--- start EXTRACT ---

NlpTools API
Class

NlpTools\Models\Maxent

class Maxent extends LinearModel

Maxent is a model that assigns a weight for each feature such that all the weights maximize the Conditional Log Likelihood of the training data.

Because it does that without making any assumptions about the data
it is named maximum entropy model (maximum ignorance).

Constants

INITIAL_PARAM_VALUE

Methods

__construct(array $l)

from LinearModel
float getWeight(string $feature)

Get the weight for a given feature

from LinearModel
array getWeights()

Get all the weights as an array.

from LinearModel
void train(FeatureFactoryInterface $ff, TrainingSet $tset, MaxentOptimizerInterface $opt)

Calculate all the features for every possible class.

float P(array $classes, FeatureFactoryInterface $ff, DocumentInterface $d, string $class)

Calculate the probability that document $d belongs to the class $class given a set of possible classes, a feature factory and the model's weights l[i]

CLogLik(TrainingSet $tset, FeatureFactoryInterface $ff)

Not implemented yet.

dumpWeights()

Simply print_r weights.

Details

in LinearModel at line 18
public __construct(array $l)

Parameters

array $l

in LinearModel at line 28
public float getWeight(string $feature)

Get the weight for a given feature

Parameters

string $feature The feature for which the weight will be returned

Return Value

float The weight

in LinearModel at line 39
public array getWeights()

Get all the weights as an array.

Return Value

array The weights as an associative array

at line 29
public void train(FeatureFactoryInterface $ff, TrainingSet $tset, MaxentOptimizerInterface $opt)

Calculate all the features for every possible class.

--- end EXTRACT ---

- **YOUR TASKS**:
• A. In the Maxent class documentation, translate this sentence into Spanish: "Maxent is a model that assigns a weight for each feature such that all the weights maximize the Conditional Log Likelihood of the training data."
• B. Write the next part of the Maxent class documentation, picking up after its last line.

--- start LISTED ENTRIES ---

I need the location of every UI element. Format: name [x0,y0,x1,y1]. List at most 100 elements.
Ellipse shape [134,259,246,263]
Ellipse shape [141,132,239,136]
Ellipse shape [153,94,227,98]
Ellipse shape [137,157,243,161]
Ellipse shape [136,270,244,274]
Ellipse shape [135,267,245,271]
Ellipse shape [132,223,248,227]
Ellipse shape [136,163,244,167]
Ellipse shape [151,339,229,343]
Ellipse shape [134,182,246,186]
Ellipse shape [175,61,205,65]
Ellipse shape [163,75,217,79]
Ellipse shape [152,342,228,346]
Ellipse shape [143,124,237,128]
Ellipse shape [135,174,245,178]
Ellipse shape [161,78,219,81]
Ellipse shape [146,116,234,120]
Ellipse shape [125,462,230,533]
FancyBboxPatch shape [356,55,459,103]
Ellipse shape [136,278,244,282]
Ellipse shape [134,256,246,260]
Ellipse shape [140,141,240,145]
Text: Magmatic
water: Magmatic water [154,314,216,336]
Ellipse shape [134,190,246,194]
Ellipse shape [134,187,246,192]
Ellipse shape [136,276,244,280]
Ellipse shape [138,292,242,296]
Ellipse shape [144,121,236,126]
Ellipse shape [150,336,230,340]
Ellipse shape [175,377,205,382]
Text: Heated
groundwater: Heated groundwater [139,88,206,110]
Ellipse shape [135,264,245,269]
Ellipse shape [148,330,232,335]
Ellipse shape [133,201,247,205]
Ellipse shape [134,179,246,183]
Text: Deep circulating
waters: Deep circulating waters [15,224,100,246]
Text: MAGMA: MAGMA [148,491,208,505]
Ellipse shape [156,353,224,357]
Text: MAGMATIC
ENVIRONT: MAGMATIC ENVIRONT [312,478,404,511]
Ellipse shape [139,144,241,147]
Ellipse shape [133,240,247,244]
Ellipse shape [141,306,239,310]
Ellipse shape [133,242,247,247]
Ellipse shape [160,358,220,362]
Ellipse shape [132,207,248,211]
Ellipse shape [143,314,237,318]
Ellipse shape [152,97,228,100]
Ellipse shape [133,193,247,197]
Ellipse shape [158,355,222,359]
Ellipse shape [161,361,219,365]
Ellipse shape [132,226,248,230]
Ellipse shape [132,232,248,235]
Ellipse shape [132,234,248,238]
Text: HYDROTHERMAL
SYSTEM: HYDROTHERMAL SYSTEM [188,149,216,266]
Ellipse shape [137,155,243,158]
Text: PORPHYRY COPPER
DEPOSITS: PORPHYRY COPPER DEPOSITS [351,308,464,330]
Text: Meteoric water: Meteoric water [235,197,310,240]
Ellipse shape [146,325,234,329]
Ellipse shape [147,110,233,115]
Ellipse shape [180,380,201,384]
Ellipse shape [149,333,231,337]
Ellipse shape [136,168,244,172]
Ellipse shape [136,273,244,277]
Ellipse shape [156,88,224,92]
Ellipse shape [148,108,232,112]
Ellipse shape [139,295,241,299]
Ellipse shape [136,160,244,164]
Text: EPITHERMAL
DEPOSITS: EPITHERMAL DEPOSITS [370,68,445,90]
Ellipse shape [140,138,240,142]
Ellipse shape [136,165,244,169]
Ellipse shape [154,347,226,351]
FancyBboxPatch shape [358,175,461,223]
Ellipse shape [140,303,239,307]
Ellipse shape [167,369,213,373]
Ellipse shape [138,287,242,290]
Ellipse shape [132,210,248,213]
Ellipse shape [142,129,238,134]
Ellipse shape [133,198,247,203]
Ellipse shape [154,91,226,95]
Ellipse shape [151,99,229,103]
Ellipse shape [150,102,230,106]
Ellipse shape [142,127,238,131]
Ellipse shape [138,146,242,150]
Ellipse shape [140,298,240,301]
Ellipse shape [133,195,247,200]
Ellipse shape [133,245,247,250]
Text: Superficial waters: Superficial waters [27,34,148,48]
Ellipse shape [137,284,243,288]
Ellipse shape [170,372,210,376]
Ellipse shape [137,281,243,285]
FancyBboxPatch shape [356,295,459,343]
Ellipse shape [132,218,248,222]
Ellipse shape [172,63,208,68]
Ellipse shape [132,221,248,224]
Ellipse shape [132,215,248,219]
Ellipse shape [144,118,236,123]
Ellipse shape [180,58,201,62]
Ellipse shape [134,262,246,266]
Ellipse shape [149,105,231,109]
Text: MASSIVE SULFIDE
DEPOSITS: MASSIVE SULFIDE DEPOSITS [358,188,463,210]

--- end LISTED ENTRIES ---

- **EXPECTED RESULTS**:
• A. Maxent es un modelo que asigna un peso a cada característica de modo que todos los pesos maximicen la verosimilitud logarítmica condicional de los datos de entrenamiento.

• B.
Pass the
information to the optimizer to find the weights that satisfy the
constraints and maximize the entropy

Parameters

FeatureFactoryInterface $ff The feature factory
TrainingSet $tset A collection of training documents
MaxentOptimizerInterface $opt An optimizer, we need a maxent optimizer

Return Value

void

at line 78
public float P(array $classes, FeatureFactoryInterface $ff, DocumentInterface $d, string $class)

Calculate the probability that document $d belongs to the class $class given a set of possible classes, a feature factory and the model's weights l[i]

Parameters

array $classes The set of possible classes
FeatureFactoryInterface $ff The feature factory
DocumentInterface $d The document
string $class A class for which we calculate the probability

Return Value

float The probability that document $d belongs to class $class

at line 99
public CLogLik(TrainingSet $tset, FeatureFactoryInterface $ff)

Not implemented yet.

Simply put:
result += log( $this->P(..., ..., ...) ) for every doc in TrainingSet

Parameters

TrainingSet $tset
FeatureFactoryInterface $ff

Exceptions

Exception

at line 108
public dumpWeights()

Simply print_r weights.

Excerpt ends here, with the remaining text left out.